### Exercise goal
Return, word for word, the part of the audit responsibilities text that opens with the words containing "The Directors are responsible for the preparation and" and closes with "2, 4, 7, 10, 11 and 13 of the Order.".

Directors' Responsibility for the Disclosure Statement
The Directors are responsible for the preparation of the NZ Branch and ANZ New Zealand Disclosure Statement, including financial statements prepared in accordance with Clause 25 of the Order and generally accepted accounting practice in New Zealand, and that give a true and fair view of the matters to which they relate. The Directors are also responsible for such internal controls as they determine are necessary to enable the preparation of the NZ Branch and ANZ New Zealand financial statements that are free from material misstatement whether due to fraud or error.
The Directors are responsible for the preparation and fair presentation of supplementary information, in accordance with Schedules 2, 4, 7, 10, 11 and 13 of the Order.
Auditor’s Responsibility
Our responsibility is to express an opinion on the Disclosure Statement, including the financial statements prepared in accordance with Clause 25 of the Order and the supplementary information disclosed in accordance with Schedules 4, 7, 10, 11 and 13 of the Order. We conducted our audit in accordance with International Standards on Auditing (New Zealand). Those standards require that we comply with ethical requirements and plan and perform the audit to obtain reasonable assurance about whether the NZ Branch and ANZ New Zealand financial statements are free from material misstatement.
An audit involves performing procedures to obtain audit evidence about the amounts and disclosures in the NZ Branch and ANZ New Zealand financial statements. The procedures selected depend on the auditor’s judgement, including the assessment of the risks of material misstatement of the financial statements, whether due to fraud or error. In making those risk assessments, the auditor considers internal controls relevant to the NZ Branch and ANZ New Zealand’s preparation of the financial statements that gives a true and fair view of the matters to which they relate in order to design audit procedures that are appropriate in the circumstances, but not for the purpose of expressing an opinion on the effectiveness of the NZ Branch and ANZ New Zealand’s internal controls. An audit also includes evaluating the appropriateness of accounting policies used and the reasonableness of accounting estimates, as well as evaluating the presentation of the financial statements.

### Recorded data
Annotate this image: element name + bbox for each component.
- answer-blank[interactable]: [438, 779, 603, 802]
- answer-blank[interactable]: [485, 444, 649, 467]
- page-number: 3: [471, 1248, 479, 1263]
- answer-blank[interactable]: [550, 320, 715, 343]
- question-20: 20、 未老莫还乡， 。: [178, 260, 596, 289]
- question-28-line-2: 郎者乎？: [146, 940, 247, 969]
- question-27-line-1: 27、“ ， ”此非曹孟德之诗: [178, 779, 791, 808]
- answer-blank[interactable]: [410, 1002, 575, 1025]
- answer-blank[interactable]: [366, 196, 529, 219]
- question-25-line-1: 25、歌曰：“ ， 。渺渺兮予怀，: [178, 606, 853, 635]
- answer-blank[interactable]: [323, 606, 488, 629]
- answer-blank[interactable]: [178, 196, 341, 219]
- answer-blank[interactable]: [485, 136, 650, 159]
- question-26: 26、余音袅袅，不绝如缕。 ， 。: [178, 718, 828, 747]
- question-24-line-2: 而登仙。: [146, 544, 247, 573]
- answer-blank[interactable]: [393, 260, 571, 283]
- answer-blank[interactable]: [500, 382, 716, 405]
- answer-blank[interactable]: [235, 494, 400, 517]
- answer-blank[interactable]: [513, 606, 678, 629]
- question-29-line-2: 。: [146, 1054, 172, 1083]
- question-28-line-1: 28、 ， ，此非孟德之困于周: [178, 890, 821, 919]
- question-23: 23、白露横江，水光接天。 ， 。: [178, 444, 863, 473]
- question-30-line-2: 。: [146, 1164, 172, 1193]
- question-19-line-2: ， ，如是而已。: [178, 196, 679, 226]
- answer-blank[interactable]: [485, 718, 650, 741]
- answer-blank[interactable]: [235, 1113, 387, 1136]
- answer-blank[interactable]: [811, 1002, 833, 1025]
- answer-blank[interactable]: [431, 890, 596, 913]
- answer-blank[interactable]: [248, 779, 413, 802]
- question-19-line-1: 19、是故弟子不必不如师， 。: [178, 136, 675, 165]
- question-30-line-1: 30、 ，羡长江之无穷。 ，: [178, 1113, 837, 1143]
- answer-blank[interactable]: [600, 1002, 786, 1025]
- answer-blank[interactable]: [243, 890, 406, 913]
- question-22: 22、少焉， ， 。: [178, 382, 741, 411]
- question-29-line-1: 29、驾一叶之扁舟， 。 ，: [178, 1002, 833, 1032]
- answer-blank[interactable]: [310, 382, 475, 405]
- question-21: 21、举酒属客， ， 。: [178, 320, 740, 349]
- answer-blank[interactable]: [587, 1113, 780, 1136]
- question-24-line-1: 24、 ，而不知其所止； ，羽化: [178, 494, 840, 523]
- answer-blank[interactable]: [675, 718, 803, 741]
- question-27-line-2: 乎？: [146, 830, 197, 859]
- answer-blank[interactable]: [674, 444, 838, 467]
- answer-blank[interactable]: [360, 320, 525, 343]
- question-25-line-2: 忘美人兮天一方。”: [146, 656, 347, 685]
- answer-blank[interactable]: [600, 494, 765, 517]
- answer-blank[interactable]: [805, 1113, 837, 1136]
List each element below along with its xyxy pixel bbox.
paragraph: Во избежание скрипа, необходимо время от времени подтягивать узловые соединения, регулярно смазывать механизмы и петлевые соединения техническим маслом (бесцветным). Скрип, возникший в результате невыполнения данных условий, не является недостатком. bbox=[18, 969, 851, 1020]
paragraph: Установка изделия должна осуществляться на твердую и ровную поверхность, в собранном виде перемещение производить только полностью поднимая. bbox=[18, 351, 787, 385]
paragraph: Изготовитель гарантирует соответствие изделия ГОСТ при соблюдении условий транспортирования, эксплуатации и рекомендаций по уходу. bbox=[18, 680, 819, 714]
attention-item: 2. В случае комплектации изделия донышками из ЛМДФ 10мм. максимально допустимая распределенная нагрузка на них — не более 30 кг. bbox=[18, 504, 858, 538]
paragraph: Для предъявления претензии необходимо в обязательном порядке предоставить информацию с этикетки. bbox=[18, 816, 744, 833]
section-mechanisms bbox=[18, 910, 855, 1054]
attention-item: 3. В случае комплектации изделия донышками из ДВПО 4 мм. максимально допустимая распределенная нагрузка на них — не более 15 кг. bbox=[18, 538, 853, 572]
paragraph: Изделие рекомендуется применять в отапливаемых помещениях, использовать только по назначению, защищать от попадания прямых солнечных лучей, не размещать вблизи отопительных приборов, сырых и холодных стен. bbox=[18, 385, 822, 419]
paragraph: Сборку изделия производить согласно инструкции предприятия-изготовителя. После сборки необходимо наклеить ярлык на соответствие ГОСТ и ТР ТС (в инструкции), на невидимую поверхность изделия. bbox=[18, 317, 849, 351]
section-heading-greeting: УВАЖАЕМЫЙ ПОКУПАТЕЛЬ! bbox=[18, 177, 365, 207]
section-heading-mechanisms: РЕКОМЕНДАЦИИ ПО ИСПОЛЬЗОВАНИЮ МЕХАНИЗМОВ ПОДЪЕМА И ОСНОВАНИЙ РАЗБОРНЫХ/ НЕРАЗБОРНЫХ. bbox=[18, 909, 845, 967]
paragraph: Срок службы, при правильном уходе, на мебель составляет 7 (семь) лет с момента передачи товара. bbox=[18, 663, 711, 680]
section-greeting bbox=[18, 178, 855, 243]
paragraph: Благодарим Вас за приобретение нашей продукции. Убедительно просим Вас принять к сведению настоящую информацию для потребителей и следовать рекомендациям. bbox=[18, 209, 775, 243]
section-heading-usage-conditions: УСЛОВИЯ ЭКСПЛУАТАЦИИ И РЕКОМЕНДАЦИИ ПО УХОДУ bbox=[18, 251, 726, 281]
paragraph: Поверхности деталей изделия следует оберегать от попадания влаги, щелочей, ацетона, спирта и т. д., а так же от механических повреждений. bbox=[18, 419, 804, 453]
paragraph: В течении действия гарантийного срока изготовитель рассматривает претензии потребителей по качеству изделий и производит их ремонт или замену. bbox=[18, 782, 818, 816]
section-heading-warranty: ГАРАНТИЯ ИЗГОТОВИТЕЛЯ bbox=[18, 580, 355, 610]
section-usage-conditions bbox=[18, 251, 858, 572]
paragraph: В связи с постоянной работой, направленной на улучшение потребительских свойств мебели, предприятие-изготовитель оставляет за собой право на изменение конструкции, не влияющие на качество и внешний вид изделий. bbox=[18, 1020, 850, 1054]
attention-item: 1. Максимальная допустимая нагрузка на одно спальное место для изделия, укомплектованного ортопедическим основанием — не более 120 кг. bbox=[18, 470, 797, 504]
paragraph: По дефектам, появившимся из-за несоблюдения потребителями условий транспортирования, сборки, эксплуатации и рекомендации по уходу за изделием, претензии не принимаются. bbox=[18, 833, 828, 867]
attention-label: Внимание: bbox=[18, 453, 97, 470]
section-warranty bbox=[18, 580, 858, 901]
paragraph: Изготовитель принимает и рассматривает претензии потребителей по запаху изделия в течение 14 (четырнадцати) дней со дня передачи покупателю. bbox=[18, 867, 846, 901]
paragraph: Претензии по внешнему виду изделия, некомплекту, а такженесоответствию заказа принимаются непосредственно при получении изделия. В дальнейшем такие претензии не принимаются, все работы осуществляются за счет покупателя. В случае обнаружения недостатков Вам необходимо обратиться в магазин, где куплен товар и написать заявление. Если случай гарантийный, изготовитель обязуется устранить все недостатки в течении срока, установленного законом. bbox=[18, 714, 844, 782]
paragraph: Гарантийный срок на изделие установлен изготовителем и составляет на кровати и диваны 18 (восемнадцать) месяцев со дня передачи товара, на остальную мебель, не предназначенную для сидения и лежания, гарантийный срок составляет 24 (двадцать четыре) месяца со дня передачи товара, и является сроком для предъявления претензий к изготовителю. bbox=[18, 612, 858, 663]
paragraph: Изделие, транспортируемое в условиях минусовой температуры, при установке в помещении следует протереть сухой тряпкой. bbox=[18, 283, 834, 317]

### Result
The Directors are responsible for the preparation and fair presentation of supplementary information, in accordance with Schedules 2, 4, 7, 10, 11 and 13 of the Order.